## Aim
Below are records. Copy every line with "balham" in it.

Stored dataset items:
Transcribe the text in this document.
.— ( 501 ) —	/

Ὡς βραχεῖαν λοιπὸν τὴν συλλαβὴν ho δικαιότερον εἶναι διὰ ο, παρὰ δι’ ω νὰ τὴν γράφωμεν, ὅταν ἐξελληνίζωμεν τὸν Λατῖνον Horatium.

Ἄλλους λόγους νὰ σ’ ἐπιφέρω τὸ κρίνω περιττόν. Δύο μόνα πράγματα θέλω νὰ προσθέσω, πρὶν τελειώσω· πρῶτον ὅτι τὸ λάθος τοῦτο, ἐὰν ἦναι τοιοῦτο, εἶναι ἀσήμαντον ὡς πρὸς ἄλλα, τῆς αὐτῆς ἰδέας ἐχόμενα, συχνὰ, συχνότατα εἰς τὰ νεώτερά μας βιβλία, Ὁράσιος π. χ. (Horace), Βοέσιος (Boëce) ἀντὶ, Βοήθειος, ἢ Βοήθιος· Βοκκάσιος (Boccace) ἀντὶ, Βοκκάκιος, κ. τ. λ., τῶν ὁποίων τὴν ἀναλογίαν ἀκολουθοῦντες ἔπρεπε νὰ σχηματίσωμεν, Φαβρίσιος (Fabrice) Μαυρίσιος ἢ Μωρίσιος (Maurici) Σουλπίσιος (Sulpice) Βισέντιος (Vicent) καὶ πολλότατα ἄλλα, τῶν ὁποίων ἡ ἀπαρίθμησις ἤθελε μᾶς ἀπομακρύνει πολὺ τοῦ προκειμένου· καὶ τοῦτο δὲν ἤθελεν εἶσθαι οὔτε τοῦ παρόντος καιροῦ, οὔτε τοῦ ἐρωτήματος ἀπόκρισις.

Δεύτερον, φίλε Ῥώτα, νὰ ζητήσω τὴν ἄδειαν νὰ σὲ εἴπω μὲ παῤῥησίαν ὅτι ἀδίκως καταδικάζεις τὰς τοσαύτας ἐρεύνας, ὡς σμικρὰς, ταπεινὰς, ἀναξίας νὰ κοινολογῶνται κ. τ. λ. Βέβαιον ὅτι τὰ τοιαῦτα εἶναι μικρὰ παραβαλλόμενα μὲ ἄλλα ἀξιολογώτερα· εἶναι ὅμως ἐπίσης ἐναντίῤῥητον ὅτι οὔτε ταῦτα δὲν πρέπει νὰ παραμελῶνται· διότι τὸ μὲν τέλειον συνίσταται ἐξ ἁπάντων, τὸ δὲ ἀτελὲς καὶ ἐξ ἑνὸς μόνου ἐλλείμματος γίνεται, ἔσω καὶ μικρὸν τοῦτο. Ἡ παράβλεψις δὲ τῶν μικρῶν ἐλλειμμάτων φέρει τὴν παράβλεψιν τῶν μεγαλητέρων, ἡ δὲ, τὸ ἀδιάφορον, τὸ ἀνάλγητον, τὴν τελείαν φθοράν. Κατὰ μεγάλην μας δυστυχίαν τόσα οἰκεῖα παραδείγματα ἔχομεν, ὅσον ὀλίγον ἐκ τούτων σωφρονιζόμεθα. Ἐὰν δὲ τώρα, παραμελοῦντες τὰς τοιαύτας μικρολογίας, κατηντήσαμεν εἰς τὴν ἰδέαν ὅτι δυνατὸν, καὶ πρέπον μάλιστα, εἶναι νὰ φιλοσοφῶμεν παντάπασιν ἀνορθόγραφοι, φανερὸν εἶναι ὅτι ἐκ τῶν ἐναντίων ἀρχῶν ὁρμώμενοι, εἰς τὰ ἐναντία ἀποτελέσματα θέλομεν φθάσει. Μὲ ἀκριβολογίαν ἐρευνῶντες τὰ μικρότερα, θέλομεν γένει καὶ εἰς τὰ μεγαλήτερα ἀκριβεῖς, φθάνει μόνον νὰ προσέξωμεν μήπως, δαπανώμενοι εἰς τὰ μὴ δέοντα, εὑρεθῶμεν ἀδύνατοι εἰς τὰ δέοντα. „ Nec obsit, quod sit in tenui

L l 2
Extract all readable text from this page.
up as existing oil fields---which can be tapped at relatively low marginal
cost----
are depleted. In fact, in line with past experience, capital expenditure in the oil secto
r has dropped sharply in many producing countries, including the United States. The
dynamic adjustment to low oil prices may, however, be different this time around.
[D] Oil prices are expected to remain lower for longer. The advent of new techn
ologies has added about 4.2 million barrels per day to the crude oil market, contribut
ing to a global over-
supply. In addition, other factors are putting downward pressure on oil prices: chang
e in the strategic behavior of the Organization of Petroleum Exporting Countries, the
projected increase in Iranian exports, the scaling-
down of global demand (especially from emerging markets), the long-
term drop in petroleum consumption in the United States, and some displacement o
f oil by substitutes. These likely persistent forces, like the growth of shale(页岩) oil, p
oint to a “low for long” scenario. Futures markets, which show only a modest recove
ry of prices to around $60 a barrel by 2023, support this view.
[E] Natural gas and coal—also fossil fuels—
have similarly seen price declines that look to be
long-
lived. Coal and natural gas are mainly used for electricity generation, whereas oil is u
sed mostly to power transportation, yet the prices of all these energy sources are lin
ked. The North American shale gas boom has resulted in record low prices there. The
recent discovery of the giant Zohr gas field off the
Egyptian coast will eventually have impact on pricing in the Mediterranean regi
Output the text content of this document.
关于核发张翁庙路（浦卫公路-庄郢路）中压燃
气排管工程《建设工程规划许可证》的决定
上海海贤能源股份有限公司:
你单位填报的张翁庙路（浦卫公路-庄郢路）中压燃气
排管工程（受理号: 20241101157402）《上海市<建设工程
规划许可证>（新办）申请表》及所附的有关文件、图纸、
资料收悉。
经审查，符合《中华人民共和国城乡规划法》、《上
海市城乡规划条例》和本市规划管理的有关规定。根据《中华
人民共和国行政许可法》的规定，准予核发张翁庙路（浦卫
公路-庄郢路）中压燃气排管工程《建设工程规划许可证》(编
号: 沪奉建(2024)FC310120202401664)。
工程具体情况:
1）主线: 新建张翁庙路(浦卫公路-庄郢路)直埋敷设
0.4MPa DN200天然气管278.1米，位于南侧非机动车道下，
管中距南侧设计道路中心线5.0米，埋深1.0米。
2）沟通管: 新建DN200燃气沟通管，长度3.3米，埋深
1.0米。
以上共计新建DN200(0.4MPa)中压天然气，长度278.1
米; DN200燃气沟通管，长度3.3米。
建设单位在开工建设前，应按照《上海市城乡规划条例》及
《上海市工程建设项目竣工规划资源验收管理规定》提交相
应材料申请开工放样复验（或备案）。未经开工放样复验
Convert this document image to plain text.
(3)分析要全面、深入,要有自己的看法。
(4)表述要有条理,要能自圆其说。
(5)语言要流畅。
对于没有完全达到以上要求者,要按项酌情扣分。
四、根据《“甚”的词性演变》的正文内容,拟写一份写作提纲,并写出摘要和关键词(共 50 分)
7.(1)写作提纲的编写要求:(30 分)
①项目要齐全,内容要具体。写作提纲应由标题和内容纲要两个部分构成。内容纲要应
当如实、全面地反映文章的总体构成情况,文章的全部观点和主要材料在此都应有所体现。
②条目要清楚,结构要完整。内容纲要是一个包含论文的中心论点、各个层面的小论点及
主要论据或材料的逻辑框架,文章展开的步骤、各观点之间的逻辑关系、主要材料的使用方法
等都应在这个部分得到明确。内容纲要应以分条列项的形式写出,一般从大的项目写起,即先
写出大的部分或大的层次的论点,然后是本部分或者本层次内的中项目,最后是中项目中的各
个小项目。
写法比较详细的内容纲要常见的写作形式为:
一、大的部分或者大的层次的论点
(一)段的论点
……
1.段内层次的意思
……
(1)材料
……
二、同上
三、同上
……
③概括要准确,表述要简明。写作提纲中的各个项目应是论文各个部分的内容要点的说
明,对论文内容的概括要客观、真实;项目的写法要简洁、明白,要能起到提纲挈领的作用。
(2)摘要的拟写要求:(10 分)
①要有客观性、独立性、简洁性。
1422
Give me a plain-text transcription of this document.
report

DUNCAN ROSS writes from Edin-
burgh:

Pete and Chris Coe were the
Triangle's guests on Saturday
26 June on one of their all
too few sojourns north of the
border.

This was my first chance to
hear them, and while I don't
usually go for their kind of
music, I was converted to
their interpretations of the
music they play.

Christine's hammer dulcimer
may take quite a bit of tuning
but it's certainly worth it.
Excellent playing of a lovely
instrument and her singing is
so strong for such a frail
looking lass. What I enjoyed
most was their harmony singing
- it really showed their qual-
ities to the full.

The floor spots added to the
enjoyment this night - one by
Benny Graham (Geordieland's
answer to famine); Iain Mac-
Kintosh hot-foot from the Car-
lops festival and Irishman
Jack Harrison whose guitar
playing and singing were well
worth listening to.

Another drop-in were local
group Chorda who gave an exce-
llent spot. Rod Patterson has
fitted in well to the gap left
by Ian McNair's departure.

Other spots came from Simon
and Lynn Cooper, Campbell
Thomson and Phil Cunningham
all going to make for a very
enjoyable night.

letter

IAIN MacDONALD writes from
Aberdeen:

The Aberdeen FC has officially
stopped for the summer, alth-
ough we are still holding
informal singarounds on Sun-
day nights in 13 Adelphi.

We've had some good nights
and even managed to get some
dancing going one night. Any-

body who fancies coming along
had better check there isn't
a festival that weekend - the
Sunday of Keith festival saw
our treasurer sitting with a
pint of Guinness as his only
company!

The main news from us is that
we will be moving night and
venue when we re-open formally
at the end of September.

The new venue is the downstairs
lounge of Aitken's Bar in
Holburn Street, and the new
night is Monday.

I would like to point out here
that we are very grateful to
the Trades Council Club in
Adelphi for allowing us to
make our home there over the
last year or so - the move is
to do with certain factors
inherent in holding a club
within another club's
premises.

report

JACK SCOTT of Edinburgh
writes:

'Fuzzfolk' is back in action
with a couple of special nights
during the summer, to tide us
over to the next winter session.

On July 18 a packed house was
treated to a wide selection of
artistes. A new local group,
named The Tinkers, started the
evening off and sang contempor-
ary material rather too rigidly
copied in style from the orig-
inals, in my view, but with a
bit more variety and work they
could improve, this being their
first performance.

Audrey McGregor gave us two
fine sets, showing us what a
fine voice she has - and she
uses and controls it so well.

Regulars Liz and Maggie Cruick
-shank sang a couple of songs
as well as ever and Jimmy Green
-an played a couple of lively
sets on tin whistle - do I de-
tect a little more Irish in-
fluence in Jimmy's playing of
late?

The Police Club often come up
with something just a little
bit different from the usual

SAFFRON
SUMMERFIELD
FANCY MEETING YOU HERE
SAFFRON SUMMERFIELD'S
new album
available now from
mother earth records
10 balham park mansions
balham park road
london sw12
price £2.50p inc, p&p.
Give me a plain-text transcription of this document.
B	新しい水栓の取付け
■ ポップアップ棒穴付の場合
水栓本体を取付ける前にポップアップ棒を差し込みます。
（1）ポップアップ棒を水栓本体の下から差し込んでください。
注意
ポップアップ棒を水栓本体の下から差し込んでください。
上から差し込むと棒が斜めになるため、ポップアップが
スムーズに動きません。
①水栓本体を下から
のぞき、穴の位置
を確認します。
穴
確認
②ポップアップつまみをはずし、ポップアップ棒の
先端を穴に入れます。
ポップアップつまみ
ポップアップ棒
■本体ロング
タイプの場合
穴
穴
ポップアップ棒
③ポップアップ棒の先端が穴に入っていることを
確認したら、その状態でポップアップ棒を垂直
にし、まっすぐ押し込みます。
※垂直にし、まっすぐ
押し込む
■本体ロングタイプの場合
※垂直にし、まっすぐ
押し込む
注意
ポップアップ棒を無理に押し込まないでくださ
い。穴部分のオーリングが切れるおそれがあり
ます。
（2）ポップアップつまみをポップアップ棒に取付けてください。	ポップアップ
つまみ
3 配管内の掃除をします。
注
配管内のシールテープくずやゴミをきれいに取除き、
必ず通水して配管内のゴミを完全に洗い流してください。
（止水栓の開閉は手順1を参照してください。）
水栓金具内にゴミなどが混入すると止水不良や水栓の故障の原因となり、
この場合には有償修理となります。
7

## Exercise solution
10 balham park mansions
balham park road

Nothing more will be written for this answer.